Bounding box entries
• • •
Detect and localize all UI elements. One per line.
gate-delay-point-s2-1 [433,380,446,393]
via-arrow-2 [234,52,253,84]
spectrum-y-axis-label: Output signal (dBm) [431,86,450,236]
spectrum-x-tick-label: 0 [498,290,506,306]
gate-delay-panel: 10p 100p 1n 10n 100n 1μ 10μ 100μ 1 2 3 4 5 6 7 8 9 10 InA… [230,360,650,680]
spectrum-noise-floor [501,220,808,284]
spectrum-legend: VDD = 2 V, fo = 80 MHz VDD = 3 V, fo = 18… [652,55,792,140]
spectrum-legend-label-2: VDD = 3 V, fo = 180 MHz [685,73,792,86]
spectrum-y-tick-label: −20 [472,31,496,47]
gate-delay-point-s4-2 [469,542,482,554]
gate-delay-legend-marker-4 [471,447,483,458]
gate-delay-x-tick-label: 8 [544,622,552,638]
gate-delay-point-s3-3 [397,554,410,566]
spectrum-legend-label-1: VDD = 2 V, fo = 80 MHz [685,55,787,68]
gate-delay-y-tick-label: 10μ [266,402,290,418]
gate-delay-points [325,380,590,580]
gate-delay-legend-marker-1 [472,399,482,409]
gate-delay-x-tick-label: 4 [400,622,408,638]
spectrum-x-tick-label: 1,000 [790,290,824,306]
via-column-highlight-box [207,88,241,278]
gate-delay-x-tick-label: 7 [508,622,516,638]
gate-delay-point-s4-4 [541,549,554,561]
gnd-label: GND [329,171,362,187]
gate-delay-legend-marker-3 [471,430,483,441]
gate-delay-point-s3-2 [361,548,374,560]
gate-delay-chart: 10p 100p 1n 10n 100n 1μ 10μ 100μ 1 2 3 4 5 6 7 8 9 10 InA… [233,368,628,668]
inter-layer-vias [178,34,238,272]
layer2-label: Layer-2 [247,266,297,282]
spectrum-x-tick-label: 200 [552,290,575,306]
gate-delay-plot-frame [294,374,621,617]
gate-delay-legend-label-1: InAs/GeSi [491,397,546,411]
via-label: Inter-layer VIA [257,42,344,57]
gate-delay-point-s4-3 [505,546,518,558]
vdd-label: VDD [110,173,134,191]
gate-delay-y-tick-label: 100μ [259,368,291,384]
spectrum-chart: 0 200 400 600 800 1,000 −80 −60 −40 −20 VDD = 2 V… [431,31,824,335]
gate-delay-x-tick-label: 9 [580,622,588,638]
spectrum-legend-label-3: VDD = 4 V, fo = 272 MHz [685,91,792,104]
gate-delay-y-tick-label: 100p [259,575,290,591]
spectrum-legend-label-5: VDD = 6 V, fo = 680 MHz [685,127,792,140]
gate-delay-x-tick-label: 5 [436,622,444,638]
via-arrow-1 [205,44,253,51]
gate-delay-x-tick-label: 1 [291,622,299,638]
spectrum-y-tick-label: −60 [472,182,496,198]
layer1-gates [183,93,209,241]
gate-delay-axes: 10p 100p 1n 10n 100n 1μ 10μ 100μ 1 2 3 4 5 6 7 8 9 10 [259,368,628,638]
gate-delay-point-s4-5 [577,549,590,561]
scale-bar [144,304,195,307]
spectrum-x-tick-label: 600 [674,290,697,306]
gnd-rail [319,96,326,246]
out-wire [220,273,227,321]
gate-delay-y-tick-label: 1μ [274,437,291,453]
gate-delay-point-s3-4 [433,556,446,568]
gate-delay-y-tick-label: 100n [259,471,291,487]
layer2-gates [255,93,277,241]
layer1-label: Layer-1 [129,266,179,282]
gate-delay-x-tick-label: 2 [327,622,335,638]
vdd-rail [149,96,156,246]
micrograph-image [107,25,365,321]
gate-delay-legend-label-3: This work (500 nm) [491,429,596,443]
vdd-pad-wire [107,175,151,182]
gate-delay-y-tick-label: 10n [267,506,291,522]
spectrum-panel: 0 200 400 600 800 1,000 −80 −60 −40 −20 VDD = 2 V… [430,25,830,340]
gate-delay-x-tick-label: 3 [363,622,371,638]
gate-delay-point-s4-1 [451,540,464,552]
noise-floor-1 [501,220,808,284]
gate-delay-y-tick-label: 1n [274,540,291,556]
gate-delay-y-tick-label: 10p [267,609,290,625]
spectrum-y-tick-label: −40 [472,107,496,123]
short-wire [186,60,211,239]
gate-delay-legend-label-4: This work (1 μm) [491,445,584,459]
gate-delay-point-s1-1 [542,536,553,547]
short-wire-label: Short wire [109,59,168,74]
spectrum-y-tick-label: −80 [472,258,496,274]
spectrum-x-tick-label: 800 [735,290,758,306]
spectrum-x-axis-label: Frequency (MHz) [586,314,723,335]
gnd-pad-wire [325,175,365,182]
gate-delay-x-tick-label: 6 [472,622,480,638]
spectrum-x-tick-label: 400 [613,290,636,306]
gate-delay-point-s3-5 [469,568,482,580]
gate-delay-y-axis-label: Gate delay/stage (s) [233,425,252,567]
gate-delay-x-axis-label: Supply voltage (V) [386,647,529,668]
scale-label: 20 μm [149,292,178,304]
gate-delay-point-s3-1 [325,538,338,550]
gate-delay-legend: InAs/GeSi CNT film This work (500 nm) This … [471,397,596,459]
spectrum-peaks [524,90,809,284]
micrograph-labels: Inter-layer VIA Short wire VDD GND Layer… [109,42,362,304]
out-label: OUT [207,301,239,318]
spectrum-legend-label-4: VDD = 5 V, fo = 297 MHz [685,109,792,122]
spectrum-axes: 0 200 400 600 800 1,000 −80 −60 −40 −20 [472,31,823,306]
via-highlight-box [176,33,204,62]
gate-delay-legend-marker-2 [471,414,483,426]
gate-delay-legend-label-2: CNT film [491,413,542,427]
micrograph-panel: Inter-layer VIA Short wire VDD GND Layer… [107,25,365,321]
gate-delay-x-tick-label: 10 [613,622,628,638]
• • •
THE REQUEST | Report how many rows above contain the string "marker". Give only the number.

THE ANSWER | 4